WHAT THIS TASK INVOLVES - Lines that include the word "document" are the ones to copy.
■ ■ ■
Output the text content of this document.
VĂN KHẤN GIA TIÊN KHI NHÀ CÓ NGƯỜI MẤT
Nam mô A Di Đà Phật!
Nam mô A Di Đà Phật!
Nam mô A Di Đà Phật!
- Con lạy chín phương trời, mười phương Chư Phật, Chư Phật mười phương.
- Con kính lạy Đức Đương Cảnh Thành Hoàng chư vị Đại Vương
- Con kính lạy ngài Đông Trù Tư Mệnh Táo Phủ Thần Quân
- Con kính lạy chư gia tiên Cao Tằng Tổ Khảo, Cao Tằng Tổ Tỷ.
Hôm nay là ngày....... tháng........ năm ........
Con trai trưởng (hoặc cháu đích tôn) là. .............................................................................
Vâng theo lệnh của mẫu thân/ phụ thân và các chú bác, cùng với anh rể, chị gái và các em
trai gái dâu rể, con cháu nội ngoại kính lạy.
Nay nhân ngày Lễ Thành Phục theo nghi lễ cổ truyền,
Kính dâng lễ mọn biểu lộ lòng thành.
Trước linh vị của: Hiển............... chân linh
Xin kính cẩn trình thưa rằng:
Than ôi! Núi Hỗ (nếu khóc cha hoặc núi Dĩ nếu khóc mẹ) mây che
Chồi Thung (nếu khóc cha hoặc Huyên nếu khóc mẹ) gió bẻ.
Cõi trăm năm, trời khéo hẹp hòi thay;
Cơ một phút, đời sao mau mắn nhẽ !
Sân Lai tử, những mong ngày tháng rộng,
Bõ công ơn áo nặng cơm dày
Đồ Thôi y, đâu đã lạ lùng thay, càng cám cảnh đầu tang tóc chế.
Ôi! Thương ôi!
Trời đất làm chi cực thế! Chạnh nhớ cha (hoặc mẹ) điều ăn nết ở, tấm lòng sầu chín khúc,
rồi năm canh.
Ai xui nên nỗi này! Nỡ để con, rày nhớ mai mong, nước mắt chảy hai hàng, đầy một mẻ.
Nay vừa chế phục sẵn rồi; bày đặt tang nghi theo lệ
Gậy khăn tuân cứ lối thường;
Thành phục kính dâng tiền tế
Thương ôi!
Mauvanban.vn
■ ■ ■
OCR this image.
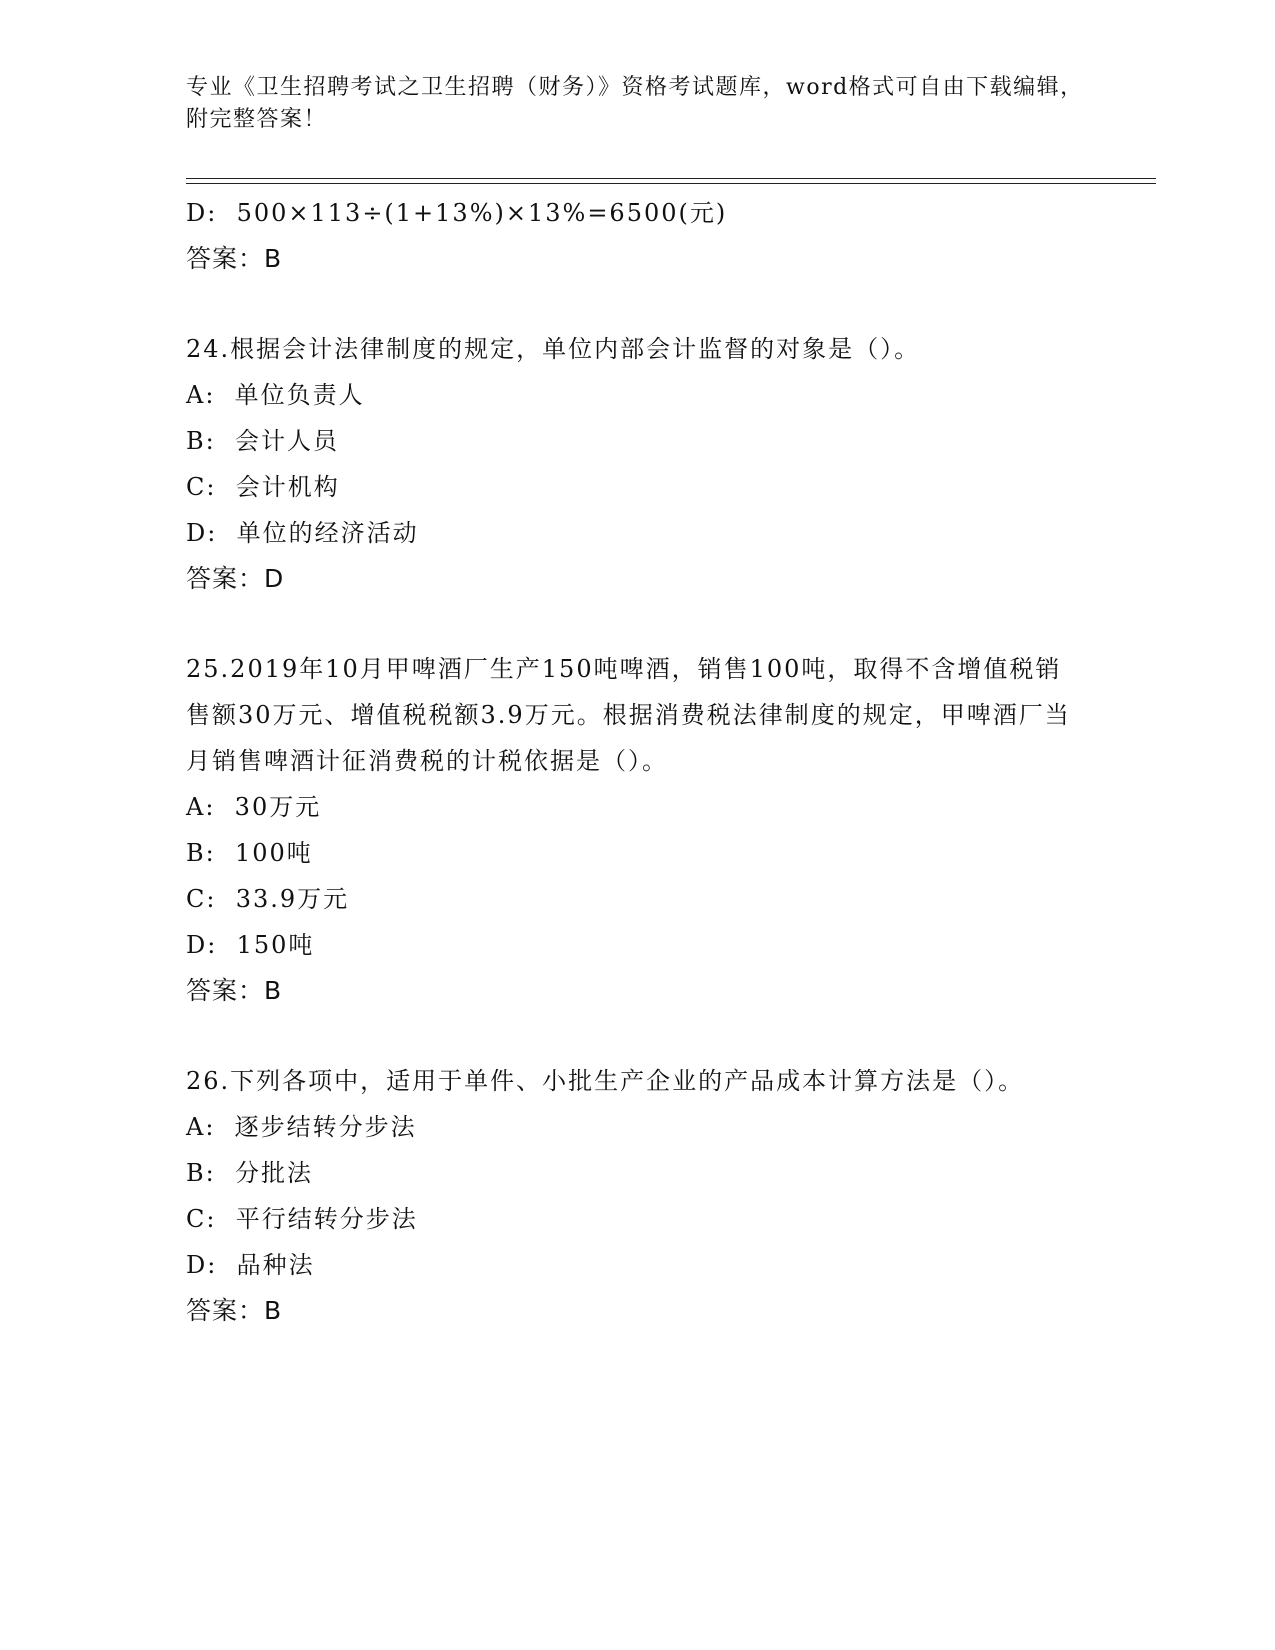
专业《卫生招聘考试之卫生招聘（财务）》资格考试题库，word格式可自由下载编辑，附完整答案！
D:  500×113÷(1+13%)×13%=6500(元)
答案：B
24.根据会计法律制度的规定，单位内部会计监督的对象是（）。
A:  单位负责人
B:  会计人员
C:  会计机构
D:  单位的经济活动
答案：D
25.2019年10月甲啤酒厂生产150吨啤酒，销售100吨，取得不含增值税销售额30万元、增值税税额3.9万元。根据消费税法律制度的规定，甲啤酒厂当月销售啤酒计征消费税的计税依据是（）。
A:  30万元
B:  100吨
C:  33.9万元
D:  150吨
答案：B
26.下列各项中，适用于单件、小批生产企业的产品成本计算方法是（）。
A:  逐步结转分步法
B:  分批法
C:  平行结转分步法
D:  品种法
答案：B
■ ■ ■
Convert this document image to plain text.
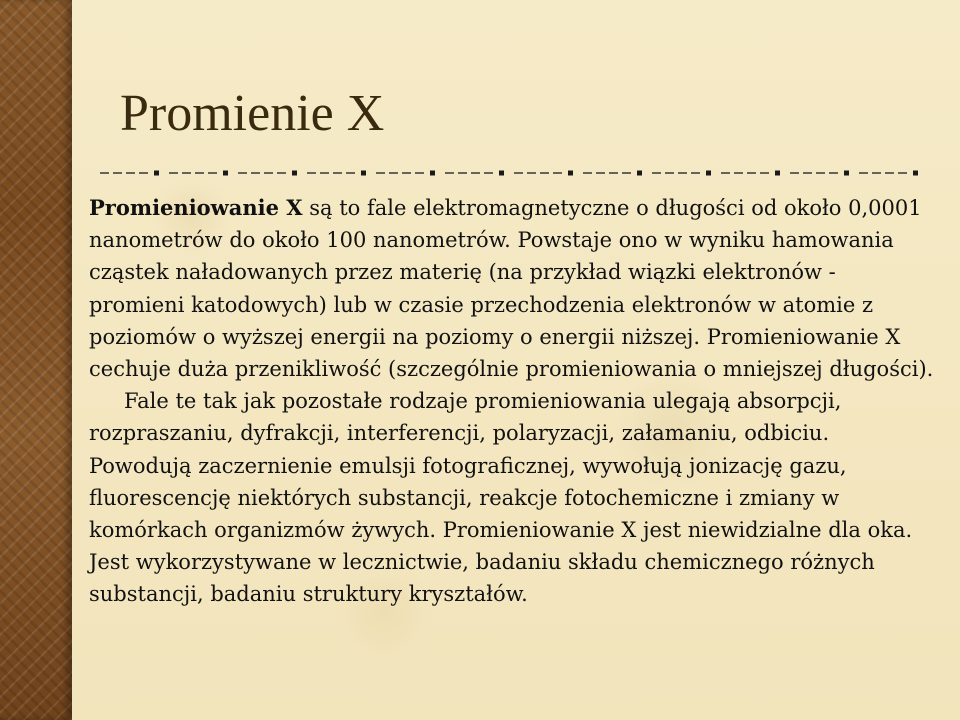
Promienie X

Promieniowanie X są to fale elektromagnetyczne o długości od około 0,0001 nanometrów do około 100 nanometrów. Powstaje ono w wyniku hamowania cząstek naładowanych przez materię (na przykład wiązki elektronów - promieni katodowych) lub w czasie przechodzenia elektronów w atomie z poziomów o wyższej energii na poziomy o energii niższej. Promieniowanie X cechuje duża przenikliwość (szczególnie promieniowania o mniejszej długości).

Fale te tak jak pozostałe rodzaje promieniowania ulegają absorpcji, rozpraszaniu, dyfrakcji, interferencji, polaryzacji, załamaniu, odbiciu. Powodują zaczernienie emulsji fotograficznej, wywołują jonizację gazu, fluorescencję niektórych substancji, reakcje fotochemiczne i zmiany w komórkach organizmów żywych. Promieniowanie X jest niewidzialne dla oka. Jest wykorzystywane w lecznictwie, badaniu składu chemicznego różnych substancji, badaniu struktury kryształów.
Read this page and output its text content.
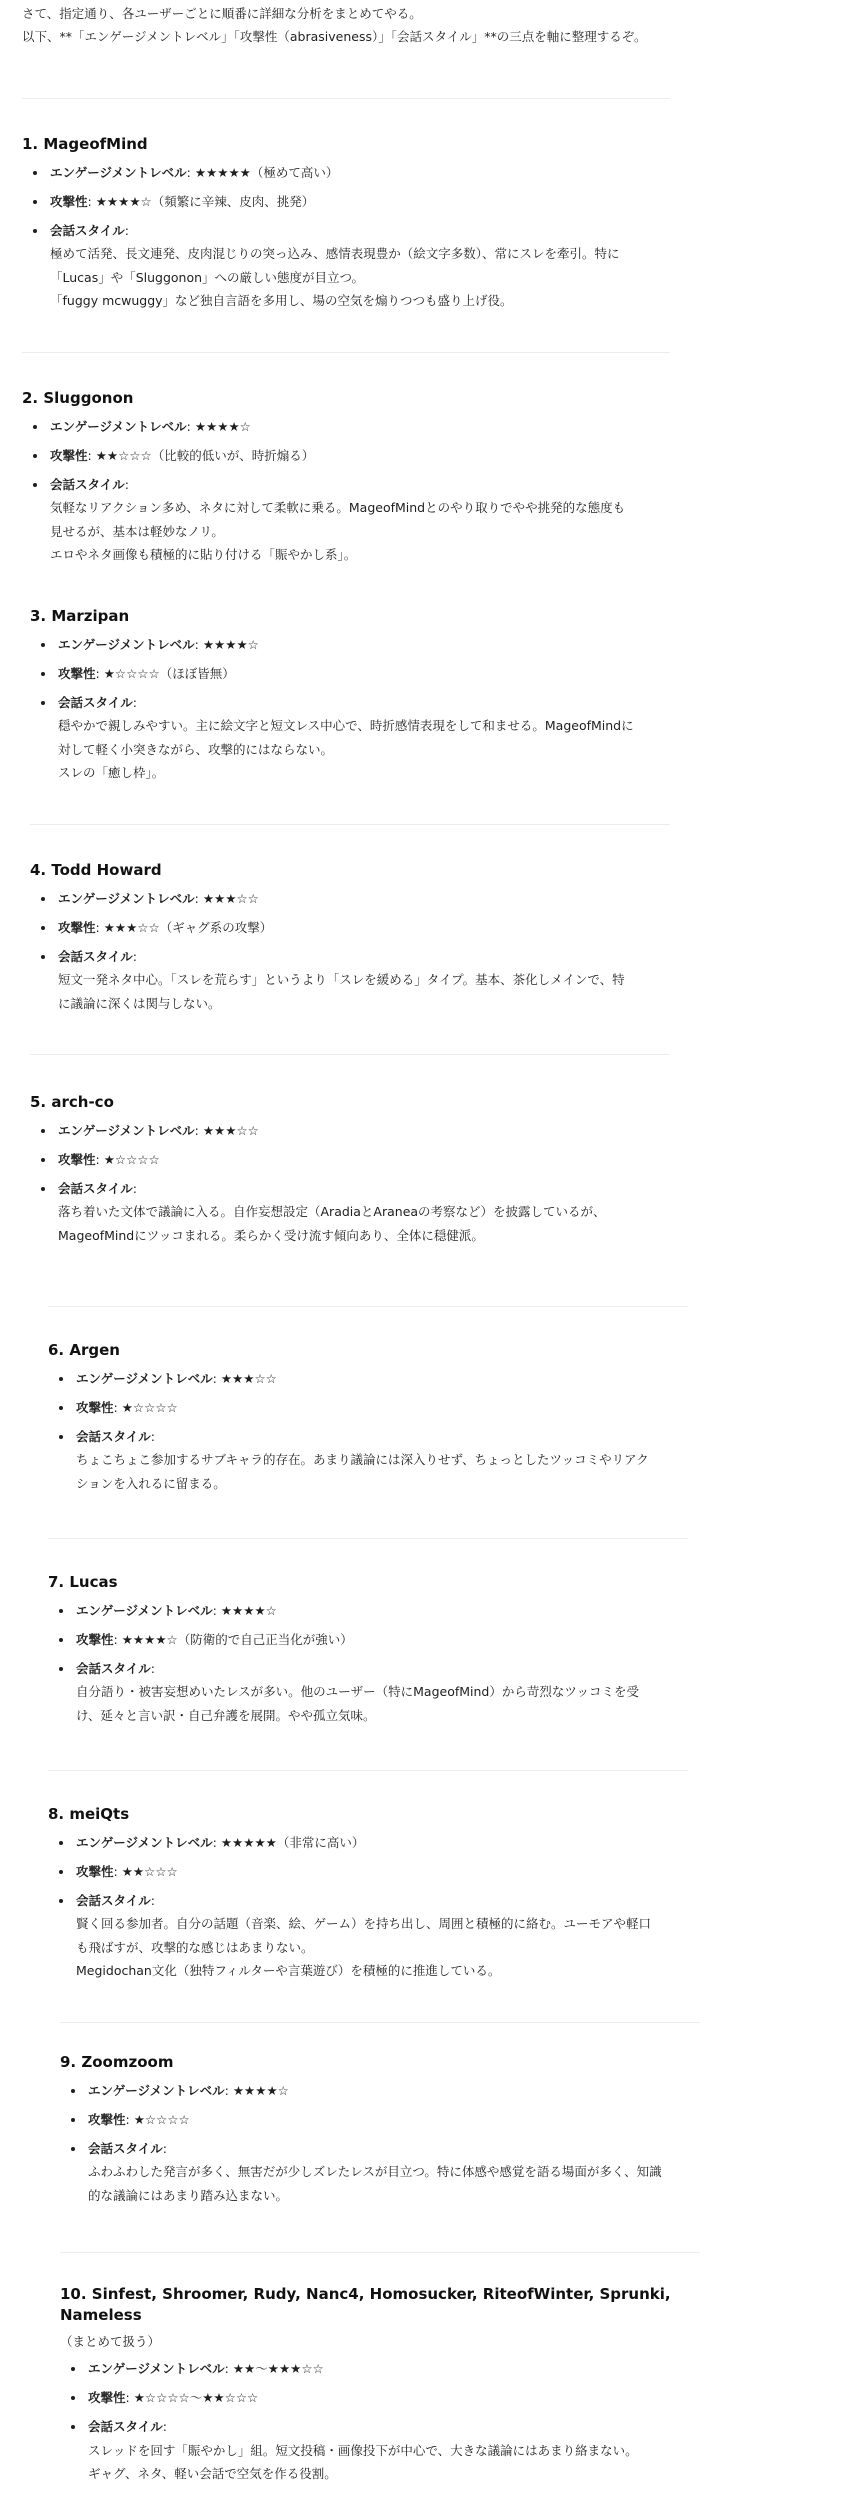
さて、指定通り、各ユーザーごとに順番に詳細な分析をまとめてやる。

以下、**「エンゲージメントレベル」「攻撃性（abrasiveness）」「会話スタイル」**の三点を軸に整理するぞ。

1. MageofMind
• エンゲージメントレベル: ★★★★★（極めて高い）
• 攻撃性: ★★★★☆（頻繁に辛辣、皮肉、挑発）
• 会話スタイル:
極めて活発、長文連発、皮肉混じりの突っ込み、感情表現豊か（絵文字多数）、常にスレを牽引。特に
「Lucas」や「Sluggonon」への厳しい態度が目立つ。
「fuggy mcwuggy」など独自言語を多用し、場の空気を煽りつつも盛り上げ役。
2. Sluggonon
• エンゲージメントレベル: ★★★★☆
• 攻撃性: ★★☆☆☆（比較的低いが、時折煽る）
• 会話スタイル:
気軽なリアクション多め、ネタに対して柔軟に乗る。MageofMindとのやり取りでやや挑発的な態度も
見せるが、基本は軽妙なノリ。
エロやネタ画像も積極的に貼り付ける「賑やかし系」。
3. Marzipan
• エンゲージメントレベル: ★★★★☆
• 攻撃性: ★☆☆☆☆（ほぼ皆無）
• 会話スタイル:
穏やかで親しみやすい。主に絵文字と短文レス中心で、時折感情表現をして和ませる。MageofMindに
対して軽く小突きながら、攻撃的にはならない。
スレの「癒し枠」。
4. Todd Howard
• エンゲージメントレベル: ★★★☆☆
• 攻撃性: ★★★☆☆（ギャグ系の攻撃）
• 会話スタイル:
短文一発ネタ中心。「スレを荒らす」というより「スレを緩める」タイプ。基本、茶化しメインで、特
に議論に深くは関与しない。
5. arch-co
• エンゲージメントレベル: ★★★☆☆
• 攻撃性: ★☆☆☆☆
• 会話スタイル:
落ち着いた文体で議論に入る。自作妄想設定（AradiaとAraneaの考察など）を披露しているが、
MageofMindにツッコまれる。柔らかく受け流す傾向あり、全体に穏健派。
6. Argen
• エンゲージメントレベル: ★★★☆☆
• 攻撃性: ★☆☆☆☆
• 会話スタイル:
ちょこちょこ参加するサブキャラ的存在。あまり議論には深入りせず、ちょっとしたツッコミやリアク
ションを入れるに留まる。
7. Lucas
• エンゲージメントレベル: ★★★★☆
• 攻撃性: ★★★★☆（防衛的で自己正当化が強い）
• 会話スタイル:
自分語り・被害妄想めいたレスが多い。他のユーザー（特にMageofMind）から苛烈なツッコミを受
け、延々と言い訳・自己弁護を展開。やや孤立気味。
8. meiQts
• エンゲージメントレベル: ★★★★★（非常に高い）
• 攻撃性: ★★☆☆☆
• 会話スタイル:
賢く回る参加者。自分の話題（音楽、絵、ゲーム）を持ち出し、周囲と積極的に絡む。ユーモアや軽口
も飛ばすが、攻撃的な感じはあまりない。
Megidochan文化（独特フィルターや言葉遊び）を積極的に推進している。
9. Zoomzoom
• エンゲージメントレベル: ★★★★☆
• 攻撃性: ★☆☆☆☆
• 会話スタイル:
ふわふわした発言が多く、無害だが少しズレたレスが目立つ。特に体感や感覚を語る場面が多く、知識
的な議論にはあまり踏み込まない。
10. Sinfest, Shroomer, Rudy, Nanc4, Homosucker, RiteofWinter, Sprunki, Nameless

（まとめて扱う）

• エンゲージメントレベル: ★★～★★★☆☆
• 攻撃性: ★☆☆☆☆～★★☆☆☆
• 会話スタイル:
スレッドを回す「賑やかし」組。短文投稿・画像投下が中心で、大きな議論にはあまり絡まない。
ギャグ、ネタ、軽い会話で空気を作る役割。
■ ■ ■
SOLUTION TO THE EXERCISE -
Output the text content of this document.
Convert this document image to plain text.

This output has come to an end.